> **ASSIGNMENT**
Copy every record below exactly.

(Extracts from a graphics dataset)
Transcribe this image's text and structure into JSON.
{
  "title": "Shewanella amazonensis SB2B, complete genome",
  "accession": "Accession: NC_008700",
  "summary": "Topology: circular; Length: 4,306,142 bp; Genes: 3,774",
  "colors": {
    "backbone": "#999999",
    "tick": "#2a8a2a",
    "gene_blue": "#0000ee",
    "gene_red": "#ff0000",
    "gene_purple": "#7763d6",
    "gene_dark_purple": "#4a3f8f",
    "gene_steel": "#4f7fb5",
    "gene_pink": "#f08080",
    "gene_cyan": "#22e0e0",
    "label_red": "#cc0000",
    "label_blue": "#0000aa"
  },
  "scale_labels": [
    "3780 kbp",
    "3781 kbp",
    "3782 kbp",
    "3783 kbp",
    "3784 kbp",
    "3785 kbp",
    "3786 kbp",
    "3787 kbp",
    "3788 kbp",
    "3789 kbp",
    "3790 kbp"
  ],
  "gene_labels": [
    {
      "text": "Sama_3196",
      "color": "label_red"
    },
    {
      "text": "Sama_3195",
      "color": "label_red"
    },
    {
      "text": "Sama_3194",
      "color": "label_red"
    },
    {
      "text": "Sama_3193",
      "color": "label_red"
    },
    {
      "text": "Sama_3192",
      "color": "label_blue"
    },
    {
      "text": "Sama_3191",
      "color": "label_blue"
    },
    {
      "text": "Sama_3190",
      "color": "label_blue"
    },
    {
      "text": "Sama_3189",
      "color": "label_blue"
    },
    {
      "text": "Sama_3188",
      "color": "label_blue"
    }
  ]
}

> **EXERCISE ANSWER**
Transcribe this image's text and structure into JSON.
{
  "title": "Shewanella amazonensis SB2B, complete genome",
  "accession": "Accession: NC_008700",
  "summary": "Topology: circular; Length: 4,306,142 bp; Genes: 3,774",
  "colors": {
    "backbone": "#999999",
    "tick": "#2a8a2a",
    "gene_blue": "#0000ee",
    "gene_red": "#ff0000",
    "gene_purple": "#7763d6",
    "gene_dark_purple": "#4a3f8f",
    "gene_steel": "#4f7fb5",
    "gene_pink": "#f08080",
    "gene_cyan": "#22e0e0",
    "label_red": "#cc0000",
    "label_blue": "#0000aa"
  },
  "scale_labels": [
    "3780 kbp",
    "3781 kbp",
    "3782 kbp",
    "3783 kbp",
    "3784 kbp",
    "3785 kbp",
    "3786 kbp",
    "3787 kbp",
    "3788 kbp",
    "3789 kbp",
    "3790 kbp"
  ],
  "gene_labels": [
    {
      "text": "Sama_3196",
      "color": "label_red"
    },
    {
      "text": "Sama_3195",
      "color": "label_red"
    },
    {
      "text": "Sama_3194",
      "color": "label_red"
    },
    {
      "text": "Sama_3193",
      "color": "label_red"
    },
    {
      "text": "Sama_3192",
      "color": "label_blue"
    },
    {
      "text": "Sama_3191",
      "color": "label_blue"
    },
    {
      "text": "Sama_3190",
      "color": "label_blue"
    },
    {
      "text": "Sama_3189",
      "color": "label_blue"
    },
    {
      "text": "Sama_3188",
      "color": "label_blue"
    }
  ]
}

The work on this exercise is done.